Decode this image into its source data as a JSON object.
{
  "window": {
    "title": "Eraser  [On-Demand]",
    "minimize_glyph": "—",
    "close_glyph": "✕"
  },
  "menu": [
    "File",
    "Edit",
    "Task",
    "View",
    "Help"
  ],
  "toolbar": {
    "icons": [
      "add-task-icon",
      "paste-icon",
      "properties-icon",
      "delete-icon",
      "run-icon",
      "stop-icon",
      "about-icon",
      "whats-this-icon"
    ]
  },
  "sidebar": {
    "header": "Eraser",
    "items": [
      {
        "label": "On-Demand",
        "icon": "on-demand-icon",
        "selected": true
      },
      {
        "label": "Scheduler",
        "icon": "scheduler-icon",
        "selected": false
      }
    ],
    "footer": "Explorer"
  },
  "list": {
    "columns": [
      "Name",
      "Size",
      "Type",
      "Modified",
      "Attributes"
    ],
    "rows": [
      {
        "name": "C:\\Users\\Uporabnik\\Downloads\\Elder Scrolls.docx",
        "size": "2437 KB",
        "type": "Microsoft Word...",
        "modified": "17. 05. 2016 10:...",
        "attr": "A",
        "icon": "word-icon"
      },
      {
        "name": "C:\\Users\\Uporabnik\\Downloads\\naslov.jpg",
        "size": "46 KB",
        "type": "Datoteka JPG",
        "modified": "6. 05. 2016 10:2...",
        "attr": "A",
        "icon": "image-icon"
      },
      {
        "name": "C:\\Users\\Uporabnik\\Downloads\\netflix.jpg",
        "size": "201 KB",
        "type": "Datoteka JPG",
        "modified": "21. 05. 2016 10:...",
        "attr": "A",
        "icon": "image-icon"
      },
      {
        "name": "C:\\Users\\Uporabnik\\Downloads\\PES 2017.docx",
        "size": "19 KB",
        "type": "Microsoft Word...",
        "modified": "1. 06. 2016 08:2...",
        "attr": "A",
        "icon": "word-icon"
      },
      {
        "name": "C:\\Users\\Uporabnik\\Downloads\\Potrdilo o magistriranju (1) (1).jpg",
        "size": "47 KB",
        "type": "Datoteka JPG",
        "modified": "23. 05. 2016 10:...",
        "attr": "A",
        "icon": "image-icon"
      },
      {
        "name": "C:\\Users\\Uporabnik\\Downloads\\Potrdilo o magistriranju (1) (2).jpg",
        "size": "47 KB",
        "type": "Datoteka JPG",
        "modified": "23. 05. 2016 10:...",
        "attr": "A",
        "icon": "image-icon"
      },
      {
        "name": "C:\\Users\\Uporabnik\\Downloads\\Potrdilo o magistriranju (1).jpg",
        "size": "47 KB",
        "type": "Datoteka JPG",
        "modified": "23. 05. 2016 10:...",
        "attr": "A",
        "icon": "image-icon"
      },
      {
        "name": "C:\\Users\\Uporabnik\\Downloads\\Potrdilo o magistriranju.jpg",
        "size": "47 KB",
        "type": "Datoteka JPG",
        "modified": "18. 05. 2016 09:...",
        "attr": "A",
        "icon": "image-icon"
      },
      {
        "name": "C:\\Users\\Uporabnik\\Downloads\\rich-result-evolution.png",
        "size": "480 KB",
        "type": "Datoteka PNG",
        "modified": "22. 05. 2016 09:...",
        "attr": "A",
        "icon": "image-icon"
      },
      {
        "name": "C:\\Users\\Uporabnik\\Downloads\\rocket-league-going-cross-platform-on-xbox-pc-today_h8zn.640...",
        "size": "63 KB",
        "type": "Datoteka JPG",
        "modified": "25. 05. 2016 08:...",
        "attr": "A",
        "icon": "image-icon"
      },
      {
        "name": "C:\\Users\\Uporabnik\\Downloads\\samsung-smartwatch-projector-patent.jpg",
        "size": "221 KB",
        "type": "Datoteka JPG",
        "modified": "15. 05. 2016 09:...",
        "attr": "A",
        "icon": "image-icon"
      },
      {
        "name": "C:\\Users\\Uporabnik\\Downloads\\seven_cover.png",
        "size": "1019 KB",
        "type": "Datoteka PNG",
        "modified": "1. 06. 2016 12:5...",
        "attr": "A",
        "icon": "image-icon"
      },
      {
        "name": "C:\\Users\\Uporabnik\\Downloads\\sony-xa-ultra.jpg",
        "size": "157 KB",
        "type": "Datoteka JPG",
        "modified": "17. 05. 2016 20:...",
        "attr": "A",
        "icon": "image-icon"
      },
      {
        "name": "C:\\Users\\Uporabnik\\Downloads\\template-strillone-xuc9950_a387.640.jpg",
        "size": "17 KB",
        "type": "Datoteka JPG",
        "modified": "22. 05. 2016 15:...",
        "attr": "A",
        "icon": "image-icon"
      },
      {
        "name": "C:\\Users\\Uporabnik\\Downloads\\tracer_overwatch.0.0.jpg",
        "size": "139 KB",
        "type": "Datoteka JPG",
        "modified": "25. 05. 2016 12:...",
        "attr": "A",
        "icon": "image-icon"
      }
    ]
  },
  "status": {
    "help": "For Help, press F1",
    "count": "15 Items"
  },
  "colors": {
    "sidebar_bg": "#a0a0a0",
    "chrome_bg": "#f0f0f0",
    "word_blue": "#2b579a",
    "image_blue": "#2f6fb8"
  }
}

__Work to do__
Search the preceding listing for the word "magistriranju" and pull out every line that holds it.

__Exercise output__
        "name": "C:\\Users\\Uporabnik\\Downloads\\Potrdilo o magistriranju (1) (1).jpg",
        "name": "C:\\Users\\Uporabnik\\Downloads\\Potrdilo o magistriranju (1) (2).jpg",
        "name": "C:\\Users\\Uporabnik\\Downloads\\Potrdilo o magistriranju (1).jpg",
        "name": "C:\\Users\\Uporabnik\\Downloads\\Potrdilo o magistriranju.jpg",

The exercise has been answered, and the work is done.